Problem statement → Your answer is a single number: the count of lines that contain the string "restrictions".

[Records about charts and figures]
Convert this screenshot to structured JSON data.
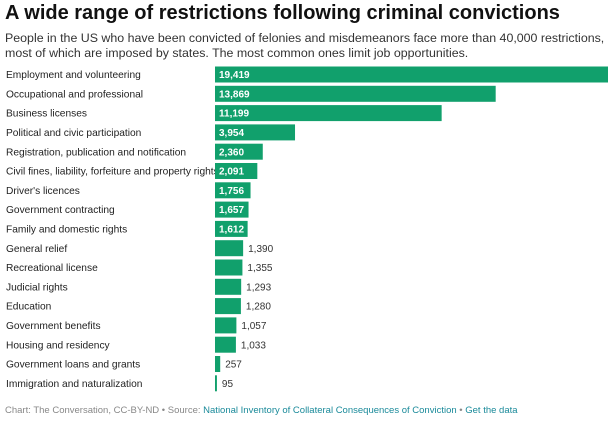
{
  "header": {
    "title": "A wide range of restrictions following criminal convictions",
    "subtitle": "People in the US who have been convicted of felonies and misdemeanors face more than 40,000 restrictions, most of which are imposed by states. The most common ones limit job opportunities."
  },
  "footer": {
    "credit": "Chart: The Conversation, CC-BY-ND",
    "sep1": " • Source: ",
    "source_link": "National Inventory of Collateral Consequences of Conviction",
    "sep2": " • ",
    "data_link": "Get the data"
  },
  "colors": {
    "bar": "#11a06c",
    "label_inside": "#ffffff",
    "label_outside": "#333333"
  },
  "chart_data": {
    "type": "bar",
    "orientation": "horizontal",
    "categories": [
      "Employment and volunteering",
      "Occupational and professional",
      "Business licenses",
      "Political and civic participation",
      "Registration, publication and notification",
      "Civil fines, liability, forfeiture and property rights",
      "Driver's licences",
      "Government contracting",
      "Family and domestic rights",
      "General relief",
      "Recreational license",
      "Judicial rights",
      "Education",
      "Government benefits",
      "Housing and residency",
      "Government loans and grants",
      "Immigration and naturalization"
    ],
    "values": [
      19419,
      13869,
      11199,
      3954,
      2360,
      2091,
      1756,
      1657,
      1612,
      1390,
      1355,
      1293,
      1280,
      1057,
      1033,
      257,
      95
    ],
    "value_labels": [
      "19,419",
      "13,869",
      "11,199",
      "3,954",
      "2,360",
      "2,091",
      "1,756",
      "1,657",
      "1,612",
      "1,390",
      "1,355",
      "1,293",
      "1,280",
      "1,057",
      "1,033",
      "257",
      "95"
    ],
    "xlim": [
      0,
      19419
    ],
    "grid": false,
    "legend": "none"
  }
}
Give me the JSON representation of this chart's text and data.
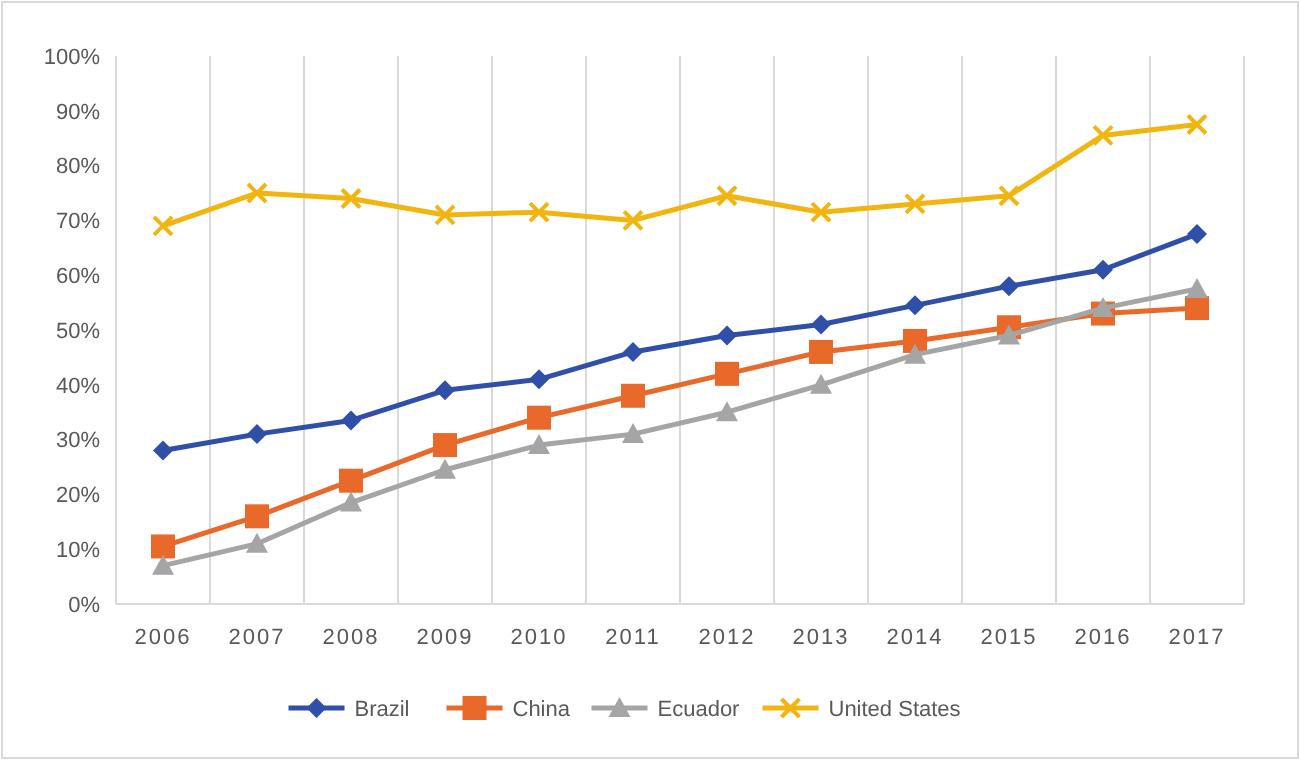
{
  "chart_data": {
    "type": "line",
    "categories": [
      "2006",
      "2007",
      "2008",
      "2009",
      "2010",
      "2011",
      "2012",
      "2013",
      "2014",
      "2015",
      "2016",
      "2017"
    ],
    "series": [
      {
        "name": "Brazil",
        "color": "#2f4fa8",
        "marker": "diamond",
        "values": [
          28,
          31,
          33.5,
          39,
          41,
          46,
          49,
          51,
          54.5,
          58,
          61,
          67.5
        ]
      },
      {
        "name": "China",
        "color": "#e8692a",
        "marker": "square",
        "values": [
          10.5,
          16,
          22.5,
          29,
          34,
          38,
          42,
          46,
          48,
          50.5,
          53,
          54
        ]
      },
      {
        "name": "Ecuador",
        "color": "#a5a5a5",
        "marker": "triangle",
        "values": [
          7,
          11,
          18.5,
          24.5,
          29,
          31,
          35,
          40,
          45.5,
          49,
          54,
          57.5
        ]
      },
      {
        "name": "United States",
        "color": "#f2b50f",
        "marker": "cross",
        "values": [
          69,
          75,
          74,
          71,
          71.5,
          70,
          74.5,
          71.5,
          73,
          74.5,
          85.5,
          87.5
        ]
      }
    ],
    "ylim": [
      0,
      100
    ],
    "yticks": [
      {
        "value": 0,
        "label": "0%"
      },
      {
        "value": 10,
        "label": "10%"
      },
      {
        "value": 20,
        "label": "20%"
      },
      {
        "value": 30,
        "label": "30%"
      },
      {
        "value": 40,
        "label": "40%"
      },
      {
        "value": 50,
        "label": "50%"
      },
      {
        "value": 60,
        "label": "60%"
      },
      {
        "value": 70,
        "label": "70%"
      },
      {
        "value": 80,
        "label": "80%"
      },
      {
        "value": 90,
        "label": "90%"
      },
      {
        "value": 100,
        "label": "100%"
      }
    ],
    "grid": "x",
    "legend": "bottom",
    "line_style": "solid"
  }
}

Reply → 2